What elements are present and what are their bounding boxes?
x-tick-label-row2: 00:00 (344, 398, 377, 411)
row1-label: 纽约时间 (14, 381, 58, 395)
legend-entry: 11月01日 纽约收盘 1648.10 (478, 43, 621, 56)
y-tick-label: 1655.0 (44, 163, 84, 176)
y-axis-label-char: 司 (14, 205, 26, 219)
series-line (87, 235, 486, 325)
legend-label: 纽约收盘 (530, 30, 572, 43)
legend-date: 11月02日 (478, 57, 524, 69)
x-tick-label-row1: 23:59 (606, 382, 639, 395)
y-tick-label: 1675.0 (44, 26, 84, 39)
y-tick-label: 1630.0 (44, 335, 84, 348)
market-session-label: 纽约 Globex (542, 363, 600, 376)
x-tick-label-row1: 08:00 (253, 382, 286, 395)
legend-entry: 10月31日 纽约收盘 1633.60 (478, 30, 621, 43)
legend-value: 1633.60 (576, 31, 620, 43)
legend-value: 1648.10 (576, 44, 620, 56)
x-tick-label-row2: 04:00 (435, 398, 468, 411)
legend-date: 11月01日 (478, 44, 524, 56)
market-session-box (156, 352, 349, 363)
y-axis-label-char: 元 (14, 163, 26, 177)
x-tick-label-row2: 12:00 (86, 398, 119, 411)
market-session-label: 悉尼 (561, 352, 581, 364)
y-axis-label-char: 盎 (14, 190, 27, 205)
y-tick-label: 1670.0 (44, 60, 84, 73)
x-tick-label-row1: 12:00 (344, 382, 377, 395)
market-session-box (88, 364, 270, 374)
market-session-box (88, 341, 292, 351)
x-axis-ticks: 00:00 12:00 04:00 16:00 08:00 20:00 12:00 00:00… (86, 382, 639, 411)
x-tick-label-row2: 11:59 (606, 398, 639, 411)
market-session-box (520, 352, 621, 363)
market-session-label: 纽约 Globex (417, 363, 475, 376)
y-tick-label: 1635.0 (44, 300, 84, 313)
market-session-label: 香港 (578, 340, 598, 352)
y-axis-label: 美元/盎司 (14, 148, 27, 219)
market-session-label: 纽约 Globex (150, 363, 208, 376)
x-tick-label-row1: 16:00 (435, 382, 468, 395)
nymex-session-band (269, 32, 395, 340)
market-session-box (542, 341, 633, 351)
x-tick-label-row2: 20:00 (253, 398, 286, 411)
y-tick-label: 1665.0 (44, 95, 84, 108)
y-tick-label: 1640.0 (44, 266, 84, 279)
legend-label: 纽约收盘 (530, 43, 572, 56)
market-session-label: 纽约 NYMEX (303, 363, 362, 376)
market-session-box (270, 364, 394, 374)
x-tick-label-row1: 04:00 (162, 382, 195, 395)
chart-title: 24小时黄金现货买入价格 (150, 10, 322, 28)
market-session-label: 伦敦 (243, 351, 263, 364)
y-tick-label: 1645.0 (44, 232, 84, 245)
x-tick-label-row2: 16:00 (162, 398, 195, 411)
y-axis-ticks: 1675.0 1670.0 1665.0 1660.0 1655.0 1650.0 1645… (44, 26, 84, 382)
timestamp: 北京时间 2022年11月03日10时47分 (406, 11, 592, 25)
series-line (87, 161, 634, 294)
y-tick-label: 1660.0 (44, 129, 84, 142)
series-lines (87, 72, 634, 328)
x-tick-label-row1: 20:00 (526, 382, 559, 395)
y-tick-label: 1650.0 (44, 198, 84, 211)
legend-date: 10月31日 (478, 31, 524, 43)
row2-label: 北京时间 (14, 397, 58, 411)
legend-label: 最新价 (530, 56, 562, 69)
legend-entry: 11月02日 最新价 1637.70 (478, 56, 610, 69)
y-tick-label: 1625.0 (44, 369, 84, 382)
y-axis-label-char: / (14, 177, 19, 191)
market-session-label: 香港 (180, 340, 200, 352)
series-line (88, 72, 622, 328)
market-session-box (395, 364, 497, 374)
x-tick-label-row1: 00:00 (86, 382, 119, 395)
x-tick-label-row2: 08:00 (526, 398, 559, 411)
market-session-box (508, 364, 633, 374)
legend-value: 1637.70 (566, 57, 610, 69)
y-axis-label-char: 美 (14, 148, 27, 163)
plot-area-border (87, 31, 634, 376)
* * *
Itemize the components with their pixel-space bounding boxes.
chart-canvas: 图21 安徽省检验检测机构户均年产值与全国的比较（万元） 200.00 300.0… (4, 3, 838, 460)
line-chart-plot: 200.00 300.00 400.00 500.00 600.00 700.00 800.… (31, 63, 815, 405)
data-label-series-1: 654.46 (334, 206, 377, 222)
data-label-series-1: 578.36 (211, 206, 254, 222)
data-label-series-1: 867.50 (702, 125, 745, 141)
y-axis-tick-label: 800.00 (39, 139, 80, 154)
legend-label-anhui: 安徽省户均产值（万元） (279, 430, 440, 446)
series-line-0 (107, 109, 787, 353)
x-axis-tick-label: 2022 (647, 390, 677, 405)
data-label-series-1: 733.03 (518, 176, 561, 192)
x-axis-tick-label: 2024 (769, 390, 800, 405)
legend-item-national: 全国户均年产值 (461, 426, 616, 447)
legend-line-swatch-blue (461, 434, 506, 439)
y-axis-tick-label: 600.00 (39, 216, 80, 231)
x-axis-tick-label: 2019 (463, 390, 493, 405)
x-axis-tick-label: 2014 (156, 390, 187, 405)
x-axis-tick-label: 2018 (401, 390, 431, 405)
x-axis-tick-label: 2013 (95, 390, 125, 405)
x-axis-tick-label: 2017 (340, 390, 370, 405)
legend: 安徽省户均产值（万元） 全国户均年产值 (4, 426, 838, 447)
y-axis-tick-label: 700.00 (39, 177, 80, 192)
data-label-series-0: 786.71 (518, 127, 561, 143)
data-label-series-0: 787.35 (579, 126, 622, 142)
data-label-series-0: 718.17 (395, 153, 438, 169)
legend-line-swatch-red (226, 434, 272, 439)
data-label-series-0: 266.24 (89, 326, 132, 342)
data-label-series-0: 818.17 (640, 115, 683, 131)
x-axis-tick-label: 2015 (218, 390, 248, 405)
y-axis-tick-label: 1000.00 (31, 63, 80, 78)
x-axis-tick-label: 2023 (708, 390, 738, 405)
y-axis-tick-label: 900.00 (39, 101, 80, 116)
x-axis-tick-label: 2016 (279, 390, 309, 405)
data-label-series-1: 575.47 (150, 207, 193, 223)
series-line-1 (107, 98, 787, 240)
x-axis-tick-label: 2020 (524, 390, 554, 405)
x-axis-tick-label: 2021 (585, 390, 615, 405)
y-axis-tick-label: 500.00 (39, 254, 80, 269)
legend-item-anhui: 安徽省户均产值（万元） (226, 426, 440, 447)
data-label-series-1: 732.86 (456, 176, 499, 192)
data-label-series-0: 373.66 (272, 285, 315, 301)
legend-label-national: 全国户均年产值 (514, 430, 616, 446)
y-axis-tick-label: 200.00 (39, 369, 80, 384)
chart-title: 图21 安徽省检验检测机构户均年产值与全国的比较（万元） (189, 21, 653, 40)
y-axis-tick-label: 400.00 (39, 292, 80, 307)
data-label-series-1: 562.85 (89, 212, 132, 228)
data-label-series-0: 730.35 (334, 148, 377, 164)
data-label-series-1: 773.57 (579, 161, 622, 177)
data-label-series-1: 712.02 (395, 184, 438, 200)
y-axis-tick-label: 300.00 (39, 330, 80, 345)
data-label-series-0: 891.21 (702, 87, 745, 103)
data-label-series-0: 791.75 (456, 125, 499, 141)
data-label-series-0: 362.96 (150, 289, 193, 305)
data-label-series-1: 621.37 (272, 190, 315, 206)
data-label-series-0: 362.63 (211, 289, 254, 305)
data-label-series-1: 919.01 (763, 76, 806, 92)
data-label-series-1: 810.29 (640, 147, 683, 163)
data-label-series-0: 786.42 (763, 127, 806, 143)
==
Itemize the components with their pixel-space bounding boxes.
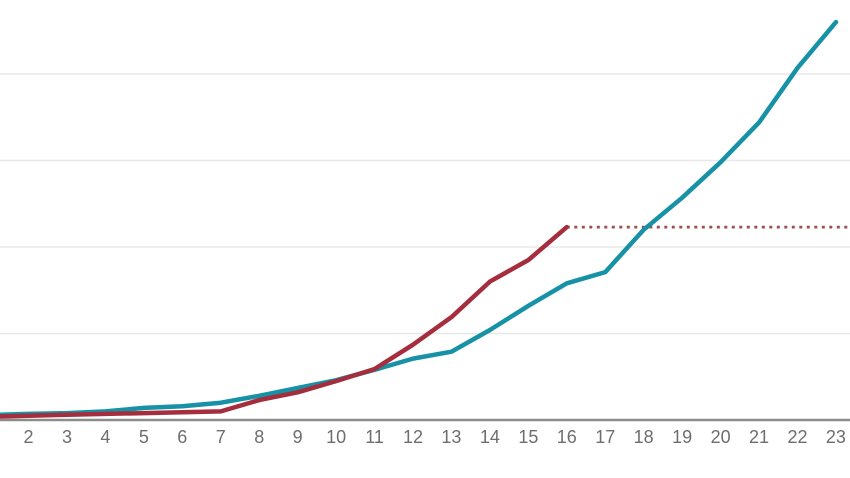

» **Given request**
List each line in the data above that contains the string "全国户均年产值".

» **Response**
legend-item-national: 全国户均年产值 (461, 426, 616, 447)
legend: 安徽省户均产值（万元） 全国户均年产值 (4, 426, 838, 447)
legend-label-national: 全国户均年产值 (514, 430, 616, 446)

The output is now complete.